# Dataset excerpts
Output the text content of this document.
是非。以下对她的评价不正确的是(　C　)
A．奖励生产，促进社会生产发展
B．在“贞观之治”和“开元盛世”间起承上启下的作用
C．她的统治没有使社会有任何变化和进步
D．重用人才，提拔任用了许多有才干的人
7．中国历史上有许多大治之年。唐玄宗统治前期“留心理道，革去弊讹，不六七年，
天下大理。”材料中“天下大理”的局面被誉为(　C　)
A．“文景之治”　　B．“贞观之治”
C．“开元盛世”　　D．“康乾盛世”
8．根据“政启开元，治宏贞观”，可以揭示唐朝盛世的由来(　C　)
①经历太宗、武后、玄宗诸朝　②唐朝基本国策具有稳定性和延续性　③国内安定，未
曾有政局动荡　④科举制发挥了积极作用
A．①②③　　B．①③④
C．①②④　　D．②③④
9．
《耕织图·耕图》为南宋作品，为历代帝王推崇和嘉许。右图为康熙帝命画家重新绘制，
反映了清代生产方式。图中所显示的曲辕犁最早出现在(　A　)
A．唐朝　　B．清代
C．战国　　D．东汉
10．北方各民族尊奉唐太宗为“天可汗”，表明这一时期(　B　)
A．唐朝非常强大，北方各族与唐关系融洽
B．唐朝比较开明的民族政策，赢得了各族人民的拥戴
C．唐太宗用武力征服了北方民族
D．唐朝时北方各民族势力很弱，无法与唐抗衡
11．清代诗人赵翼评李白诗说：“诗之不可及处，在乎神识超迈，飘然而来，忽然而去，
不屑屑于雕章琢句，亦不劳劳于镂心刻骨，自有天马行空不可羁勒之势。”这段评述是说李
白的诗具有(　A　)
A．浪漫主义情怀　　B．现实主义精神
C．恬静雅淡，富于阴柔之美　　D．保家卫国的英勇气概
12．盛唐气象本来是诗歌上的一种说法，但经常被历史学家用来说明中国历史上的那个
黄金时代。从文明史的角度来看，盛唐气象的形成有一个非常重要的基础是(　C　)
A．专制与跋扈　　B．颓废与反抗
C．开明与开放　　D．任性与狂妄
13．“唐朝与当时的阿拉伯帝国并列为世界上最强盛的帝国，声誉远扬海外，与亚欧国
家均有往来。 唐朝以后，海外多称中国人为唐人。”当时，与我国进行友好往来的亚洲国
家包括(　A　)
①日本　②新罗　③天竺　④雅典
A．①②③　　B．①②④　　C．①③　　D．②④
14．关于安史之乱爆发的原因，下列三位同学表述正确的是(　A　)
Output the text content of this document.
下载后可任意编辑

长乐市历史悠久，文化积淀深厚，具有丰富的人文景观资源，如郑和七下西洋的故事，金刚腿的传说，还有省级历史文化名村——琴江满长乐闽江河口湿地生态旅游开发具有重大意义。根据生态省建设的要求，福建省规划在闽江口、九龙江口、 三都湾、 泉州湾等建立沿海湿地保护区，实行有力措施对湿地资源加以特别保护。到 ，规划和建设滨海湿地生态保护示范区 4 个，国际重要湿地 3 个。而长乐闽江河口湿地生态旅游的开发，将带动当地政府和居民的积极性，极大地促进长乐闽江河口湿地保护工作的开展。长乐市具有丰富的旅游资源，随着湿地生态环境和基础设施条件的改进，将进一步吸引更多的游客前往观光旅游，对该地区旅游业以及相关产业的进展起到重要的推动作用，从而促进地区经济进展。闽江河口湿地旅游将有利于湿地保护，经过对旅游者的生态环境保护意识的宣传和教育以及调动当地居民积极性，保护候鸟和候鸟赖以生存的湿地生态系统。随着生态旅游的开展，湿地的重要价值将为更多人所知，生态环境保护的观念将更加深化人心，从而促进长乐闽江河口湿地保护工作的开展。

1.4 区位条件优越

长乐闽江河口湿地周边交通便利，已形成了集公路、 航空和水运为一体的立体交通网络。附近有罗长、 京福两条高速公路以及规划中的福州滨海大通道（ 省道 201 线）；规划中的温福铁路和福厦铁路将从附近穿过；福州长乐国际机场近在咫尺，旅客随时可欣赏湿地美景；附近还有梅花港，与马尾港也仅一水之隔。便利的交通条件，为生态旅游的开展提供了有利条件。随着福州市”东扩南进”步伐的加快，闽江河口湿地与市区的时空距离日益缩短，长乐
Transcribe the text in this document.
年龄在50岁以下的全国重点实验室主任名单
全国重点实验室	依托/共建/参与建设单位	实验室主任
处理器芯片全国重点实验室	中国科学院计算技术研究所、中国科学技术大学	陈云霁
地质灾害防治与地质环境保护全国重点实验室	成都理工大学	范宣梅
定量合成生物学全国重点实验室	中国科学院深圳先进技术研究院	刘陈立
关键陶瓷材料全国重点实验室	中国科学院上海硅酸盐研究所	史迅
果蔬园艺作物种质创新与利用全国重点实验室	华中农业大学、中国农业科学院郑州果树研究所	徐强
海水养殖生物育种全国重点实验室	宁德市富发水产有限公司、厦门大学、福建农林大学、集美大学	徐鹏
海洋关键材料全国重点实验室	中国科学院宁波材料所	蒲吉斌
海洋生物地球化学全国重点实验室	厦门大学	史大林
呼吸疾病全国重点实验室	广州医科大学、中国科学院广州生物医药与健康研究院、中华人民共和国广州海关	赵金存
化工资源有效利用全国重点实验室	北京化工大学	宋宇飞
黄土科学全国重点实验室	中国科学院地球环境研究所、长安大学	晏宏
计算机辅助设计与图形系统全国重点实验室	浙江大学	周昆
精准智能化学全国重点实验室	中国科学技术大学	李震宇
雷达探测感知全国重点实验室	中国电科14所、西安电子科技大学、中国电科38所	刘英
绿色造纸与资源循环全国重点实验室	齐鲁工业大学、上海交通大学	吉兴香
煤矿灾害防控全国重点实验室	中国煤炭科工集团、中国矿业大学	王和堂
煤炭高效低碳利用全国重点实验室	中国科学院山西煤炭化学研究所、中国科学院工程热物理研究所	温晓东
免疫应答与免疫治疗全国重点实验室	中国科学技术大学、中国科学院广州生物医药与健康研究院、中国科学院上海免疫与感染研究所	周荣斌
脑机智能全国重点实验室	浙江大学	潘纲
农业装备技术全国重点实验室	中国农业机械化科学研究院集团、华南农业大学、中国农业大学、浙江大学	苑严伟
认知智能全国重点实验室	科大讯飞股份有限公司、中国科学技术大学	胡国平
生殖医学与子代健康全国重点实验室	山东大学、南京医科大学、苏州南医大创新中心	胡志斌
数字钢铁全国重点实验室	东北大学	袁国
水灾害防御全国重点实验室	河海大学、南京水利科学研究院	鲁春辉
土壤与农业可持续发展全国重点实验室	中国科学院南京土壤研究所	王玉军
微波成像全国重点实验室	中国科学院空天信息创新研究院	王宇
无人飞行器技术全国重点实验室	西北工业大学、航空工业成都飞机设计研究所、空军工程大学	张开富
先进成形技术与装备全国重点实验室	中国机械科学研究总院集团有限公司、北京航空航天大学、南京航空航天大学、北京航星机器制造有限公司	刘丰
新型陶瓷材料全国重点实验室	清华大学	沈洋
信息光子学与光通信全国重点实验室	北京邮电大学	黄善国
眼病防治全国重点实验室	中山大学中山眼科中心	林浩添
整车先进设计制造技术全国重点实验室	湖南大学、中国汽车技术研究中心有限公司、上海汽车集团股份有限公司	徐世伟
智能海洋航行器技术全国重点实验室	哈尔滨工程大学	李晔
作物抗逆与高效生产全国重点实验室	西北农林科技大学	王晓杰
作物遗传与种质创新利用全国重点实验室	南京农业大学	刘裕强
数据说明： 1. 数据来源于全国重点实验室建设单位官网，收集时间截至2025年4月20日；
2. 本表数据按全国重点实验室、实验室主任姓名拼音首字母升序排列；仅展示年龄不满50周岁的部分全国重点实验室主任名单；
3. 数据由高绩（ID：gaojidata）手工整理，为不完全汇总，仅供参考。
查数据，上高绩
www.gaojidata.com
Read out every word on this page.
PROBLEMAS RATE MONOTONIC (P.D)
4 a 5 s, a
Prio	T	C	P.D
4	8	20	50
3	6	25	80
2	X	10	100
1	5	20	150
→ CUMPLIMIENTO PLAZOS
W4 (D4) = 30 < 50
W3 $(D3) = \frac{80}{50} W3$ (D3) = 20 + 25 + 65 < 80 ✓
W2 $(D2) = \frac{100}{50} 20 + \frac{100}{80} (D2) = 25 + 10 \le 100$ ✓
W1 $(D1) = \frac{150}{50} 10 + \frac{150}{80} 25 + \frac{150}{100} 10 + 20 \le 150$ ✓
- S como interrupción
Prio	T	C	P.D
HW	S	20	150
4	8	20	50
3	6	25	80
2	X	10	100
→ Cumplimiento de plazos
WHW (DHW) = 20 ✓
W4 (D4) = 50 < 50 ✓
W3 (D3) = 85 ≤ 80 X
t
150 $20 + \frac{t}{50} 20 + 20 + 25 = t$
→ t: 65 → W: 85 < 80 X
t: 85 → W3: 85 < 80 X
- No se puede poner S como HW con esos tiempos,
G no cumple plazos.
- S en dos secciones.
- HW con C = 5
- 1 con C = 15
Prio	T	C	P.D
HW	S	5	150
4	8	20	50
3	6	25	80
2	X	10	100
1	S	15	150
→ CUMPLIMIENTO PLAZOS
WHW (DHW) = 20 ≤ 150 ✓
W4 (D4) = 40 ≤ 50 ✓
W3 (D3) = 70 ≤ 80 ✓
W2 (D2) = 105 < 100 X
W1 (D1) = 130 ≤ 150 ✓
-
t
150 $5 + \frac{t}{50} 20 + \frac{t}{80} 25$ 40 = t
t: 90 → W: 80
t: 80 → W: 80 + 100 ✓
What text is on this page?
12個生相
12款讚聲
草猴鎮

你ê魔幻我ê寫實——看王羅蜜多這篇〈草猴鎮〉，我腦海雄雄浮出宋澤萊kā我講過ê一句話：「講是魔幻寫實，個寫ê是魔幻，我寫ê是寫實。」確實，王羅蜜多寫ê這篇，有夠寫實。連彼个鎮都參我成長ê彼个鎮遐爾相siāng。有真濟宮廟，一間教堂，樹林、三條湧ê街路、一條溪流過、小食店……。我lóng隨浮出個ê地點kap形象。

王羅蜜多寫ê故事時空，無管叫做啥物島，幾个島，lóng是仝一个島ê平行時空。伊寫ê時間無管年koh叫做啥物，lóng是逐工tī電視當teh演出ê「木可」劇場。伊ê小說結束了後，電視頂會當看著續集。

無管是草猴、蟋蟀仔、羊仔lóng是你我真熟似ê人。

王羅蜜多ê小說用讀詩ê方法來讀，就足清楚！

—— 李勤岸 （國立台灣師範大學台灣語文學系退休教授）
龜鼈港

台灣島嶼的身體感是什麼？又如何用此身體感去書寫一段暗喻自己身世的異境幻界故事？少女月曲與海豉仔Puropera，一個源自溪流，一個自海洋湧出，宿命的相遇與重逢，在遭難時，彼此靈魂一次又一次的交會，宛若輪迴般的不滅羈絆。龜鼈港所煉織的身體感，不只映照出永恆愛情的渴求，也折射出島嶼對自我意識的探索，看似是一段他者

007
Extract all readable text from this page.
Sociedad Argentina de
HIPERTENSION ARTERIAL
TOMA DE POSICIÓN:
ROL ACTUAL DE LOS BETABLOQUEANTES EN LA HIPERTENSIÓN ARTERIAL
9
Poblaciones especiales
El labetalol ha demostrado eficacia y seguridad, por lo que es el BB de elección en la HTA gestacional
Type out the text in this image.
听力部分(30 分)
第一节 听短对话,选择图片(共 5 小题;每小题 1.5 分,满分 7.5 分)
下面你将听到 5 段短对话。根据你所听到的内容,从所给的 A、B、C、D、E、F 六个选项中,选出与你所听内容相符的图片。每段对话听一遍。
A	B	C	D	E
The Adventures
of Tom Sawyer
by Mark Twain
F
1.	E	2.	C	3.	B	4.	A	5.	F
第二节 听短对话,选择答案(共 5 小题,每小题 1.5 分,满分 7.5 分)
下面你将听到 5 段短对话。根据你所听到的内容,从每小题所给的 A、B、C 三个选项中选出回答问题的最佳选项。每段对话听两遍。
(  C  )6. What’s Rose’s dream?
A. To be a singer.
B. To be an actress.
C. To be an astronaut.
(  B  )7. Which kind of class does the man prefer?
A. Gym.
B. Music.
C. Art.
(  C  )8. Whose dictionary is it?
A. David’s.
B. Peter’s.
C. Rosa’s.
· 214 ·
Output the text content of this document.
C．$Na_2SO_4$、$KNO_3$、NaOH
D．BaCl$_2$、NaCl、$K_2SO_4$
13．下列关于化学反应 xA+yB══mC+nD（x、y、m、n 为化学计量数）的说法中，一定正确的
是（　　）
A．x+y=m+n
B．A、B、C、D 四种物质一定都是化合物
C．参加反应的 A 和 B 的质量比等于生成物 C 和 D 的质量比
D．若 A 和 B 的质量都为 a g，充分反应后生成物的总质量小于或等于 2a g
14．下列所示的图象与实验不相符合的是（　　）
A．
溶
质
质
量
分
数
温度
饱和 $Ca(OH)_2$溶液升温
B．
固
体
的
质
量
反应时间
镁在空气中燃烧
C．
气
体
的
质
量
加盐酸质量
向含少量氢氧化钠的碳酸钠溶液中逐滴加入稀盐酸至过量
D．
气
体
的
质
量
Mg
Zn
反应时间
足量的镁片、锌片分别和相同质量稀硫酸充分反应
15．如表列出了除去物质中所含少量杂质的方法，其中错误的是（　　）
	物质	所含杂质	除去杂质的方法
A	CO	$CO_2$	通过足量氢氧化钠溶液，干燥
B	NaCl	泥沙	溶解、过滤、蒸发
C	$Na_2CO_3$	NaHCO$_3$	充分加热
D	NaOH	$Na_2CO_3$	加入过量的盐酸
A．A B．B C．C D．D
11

# Task details
Show the lines that mention the word "厦门大学".

# Exercise answer
海水养殖生物育种全国重点实验室	宁德市富发水产有限公司、厦门大学、福建农林大学、集美大学	徐鹏
海洋生物地球化学全国重点实验室	厦门大学	史大林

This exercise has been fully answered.